▸ **Exercise brief**
Copy each line exactly. Drop every picture.

▸ **Material**
---
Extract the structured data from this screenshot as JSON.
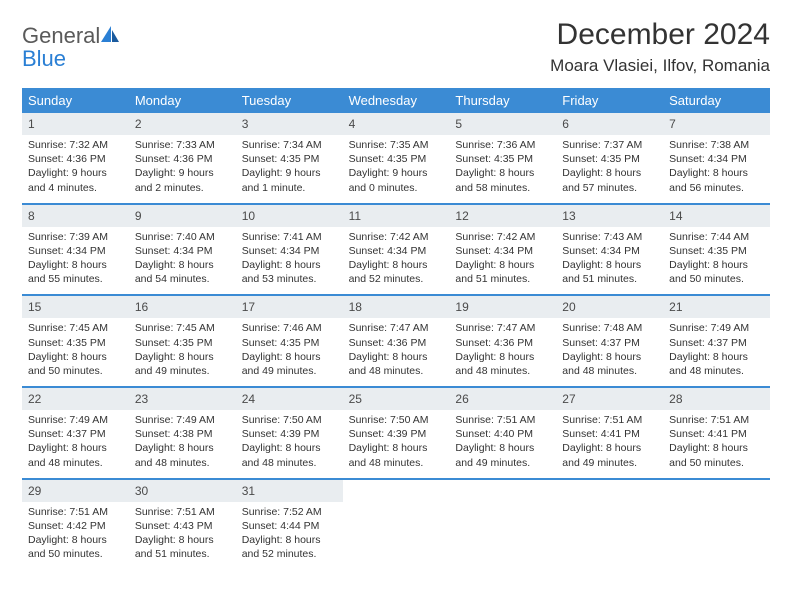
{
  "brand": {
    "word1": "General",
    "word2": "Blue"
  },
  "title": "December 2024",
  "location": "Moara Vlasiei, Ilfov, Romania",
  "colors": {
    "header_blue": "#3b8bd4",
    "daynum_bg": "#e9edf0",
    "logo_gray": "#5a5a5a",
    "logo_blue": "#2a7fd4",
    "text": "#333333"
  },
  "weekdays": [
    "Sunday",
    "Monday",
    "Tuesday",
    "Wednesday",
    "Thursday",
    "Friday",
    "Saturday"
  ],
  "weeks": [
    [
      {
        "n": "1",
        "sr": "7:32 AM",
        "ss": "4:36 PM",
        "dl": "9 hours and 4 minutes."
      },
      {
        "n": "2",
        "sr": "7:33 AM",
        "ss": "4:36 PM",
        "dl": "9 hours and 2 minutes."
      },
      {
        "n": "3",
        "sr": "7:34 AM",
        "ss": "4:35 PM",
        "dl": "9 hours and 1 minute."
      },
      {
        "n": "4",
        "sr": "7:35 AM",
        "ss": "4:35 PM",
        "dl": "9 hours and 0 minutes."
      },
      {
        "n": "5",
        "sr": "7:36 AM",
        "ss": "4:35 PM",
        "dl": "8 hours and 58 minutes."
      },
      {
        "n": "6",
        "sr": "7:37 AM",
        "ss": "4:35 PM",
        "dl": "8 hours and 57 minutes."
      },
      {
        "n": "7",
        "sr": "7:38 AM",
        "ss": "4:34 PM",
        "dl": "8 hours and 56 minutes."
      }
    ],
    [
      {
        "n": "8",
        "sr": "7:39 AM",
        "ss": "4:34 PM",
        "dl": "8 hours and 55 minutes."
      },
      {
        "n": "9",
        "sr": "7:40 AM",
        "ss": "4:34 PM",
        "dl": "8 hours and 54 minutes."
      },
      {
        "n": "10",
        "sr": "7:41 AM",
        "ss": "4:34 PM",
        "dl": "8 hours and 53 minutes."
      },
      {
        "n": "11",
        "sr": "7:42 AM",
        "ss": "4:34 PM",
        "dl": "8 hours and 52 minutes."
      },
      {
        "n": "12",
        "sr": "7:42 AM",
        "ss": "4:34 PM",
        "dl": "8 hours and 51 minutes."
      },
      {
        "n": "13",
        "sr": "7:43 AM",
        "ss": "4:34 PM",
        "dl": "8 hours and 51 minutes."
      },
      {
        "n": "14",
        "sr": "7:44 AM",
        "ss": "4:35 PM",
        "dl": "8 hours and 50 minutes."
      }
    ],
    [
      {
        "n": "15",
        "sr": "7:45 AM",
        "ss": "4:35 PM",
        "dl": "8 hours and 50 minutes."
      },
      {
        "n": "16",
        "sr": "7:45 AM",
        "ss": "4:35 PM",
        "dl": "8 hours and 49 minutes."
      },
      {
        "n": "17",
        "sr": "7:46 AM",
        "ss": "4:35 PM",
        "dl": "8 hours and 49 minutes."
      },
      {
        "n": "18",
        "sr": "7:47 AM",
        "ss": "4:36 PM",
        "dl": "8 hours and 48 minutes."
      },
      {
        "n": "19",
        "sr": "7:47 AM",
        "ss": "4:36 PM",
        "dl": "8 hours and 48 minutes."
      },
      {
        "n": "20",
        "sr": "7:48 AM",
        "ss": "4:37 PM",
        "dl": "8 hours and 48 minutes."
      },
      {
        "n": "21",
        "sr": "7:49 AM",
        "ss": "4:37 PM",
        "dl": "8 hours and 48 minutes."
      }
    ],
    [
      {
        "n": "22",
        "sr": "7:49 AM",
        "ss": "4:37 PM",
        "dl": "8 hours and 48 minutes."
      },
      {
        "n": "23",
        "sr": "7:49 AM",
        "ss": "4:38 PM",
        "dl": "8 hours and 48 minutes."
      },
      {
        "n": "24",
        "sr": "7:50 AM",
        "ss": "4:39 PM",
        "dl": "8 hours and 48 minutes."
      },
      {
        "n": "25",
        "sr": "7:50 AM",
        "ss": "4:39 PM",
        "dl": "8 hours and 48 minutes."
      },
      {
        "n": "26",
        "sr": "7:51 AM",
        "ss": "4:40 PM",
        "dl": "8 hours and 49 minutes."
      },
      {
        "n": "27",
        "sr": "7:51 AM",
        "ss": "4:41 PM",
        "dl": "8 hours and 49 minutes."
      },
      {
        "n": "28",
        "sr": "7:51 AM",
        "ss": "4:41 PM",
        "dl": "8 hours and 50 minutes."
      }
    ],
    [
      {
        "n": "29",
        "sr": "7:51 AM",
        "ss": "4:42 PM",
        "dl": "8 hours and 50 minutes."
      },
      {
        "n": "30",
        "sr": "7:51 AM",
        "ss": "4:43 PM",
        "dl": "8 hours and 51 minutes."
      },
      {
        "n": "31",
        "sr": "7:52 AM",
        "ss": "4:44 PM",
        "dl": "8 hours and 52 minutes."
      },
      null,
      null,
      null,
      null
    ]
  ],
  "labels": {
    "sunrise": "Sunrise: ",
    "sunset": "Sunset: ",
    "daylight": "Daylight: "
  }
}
---
▸ **Result for this task**
Extract the structured data from this screenshot as JSON.
{
  "brand": {
    "word1": "General",
    "word2": "Blue"
  },
  "title": "December 2024",
  "location": "Moara Vlasiei, Ilfov, Romania",
  "colors": {
    "header_blue": "#3b8bd4",
    "daynum_bg": "#e9edf0",
    "logo_gray": "#5a5a5a",
    "logo_blue": "#2a7fd4",
    "text": "#333333"
  },
  "weekdays": [
    "Sunday",
    "Monday",
    "Tuesday",
    "Wednesday",
    "Thursday",
    "Friday",
    "Saturday"
  ],
  "weeks": [
    [
      {
        "n": "1",
        "sr": "7:32 AM",
        "ss": "4:36 PM",
        "dl": "9 hours and 4 minutes."
      },
      {
        "n": "2",
        "sr": "7:33 AM",
        "ss": "4:36 PM",
        "dl": "9 hours and 2 minutes."
      },
      {
        "n": "3",
        "sr": "7:34 AM",
        "ss": "4:35 PM",
        "dl": "9 hours and 1 minute."
      },
      {
        "n": "4",
        "sr": "7:35 AM",
        "ss": "4:35 PM",
        "dl": "9 hours and 0 minutes."
      },
      {
        "n": "5",
        "sr": "7:36 AM",
        "ss": "4:35 PM",
        "dl": "8 hours and 58 minutes."
      },
      {
        "n": "6",
        "sr": "7:37 AM",
        "ss": "4:35 PM",
        "dl": "8 hours and 57 minutes."
      },
      {
        "n": "7",
        "sr": "7:38 AM",
        "ss": "4:34 PM",
        "dl": "8 hours and 56 minutes."
      }
    ],
    [
      {
        "n": "8",
        "sr": "7:39 AM",
        "ss": "4:34 PM",
        "dl": "8 hours and 55 minutes."
      },
      {
        "n": "9",
        "sr": "7:40 AM",
        "ss": "4:34 PM",
        "dl": "8 hours and 54 minutes."
      },
      {
        "n": "10",
        "sr": "7:41 AM",
        "ss": "4:34 PM",
        "dl": "8 hours and 53 minutes."
      },
      {
        "n": "11",
        "sr": "7:42 AM",
        "ss": "4:34 PM",
        "dl": "8 hours and 52 minutes."
      },
      {
        "n": "12",
        "sr": "7:42 AM",
        "ss": "4:34 PM",
        "dl": "8 hours and 51 minutes."
      },
      {
        "n": "13",
        "sr": "7:43 AM",
        "ss": "4:34 PM",
        "dl": "8 hours and 51 minutes."
      },
      {
        "n": "14",
        "sr": "7:44 AM",
        "ss": "4:35 PM",
        "dl": "8 hours and 50 minutes."
      }
    ],
    [
      {
        "n": "15",
        "sr": "7:45 AM",
        "ss": "4:35 PM",
        "dl": "8 hours and 50 minutes."
      },
      {
        "n": "16",
        "sr": "7:45 AM",
        "ss": "4:35 PM",
        "dl": "8 hours and 49 minutes."
      },
      {
        "n": "17",
        "sr": "7:46 AM",
        "ss": "4:35 PM",
        "dl": "8 hours and 49 minutes."
      },
      {
        "n": "18",
        "sr": "7:47 AM",
        "ss": "4:36 PM",
        "dl": "8 hours and 48 minutes."
      },
      {
        "n": "19",
        "sr": "7:47 AM",
        "ss": "4:36 PM",
        "dl": "8 hours and 48 minutes."
      },
      {
        "n": "20",
        "sr": "7:48 AM",
        "ss": "4:37 PM",
        "dl": "8 hours and 48 minutes."
      },
      {
        "n": "21",
        "sr": "7:49 AM",
        "ss": "4:37 PM",
        "dl": "8 hours and 48 minutes."
      }
    ],
    [
      {
        "n": "22",
        "sr": "7:49 AM",
        "ss": "4:37 PM",
        "dl": "8 hours and 48 minutes."
      },
      {
        "n": "23",
        "sr": "7:49 AM",
        "ss": "4:38 PM",
        "dl": "8 hours and 48 minutes."
      },
      {
        "n": "24",
        "sr": "7:50 AM",
        "ss": "4:39 PM",
        "dl": "8 hours and 48 minutes."
      },
      {
        "n": "25",
        "sr": "7:50 AM",
        "ss": "4:39 PM",
        "dl": "8 hours and 48 minutes."
      },
      {
        "n": "26",
        "sr": "7:51 AM",
        "ss": "4:40 PM",
        "dl": "8 hours and 49 minutes."
      },
      {
        "n": "27",
        "sr": "7:51 AM",
        "ss": "4:41 PM",
        "dl": "8 hours and 49 minutes."
      },
      {
        "n": "28",
        "sr": "7:51 AM",
        "ss": "4:41 PM",
        "dl": "8 hours and 50 minutes."
      }
    ],
    [
      {
        "n": "29",
        "sr": "7:51 AM",
        "ss": "4:42 PM",
        "dl": "8 hours and 50 minutes."
      },
      {
        "n": "30",
        "sr": "7:51 AM",
        "ss": "4:43 PM",
        "dl": "8 hours and 51 minutes."
      },
      {
        "n": "31",
        "sr": "7:52 AM",
        "ss": "4:44 PM",
        "dl": "8 hours and 52 minutes."
      },
      null,
      null,
      null,
      null
    ]
  ],
  "labels": {
    "sunrise": "Sunrise: ",
    "sunset": "Sunset: ",
    "daylight": "Daylight: "
  }
}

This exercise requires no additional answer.